§ Your instructions
Retype the data that follows line by line, exactly, and leave its pictures out.

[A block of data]
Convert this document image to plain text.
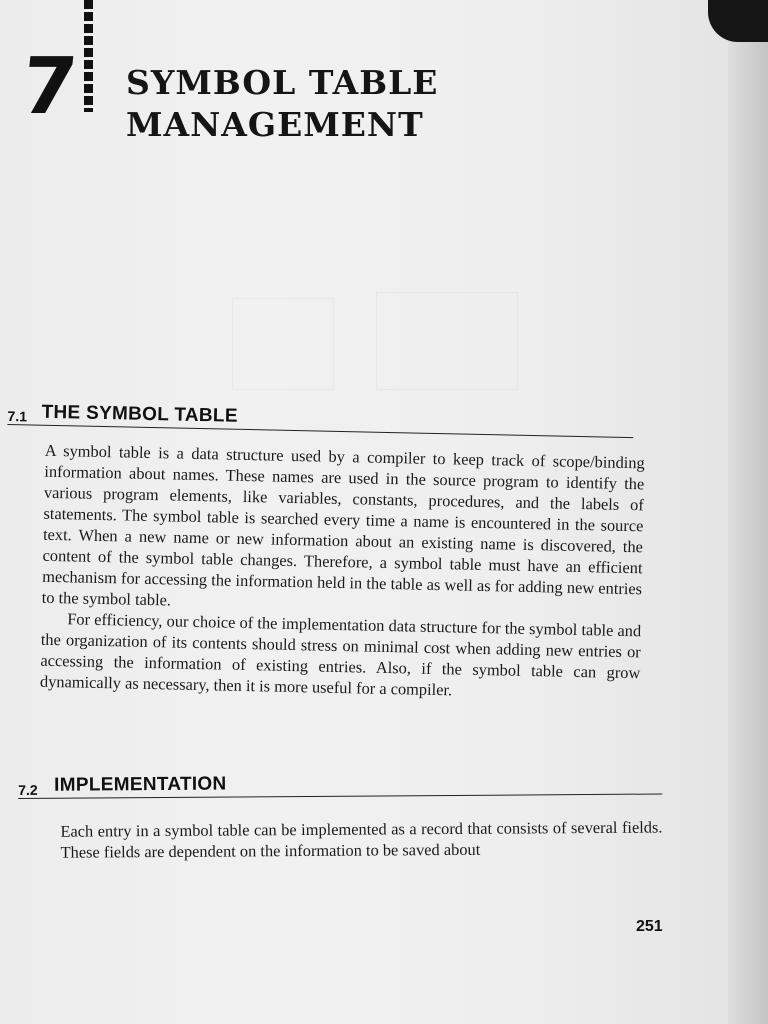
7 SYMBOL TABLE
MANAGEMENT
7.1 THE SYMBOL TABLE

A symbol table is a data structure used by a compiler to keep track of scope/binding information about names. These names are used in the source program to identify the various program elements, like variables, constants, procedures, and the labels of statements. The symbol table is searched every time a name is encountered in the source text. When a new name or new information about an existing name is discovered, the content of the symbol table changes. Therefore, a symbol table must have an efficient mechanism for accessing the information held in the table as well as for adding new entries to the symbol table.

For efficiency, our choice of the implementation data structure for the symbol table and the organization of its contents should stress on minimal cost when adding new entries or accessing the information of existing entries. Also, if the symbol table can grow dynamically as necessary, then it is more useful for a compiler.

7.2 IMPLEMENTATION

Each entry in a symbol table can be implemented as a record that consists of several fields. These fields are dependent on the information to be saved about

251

§ Result of the task
Convert this document image to plain text.
7 SYMBOL TABLE
MANAGEMENT
7.1 THE SYMBOL TABLE

A symbol table is a data structure used by a compiler to keep track of scope/binding information about names. These names are used in the source program to identify the various program elements, like variables, constants, procedures, and the labels of statements. The symbol table is searched every time a name is encountered in the source text. When a new name or new information about an existing name is discovered, the content of the symbol table changes. Therefore, a symbol table must have an efficient mechanism for accessing the information held in the table as well as for adding new entries to the symbol table.

For efficiency, our choice of the implementation data structure for the symbol table and the organization of its contents should stress on minimal cost when adding new entries or accessing the information of existing entries. Also, if the symbol table can grow dynamically as necessary, then it is more useful for a compiler.

7.2 IMPLEMENTATION

Each entry in a symbol table can be implemented as a record that consists of several fields. These fields are dependent on the information to be saved about

251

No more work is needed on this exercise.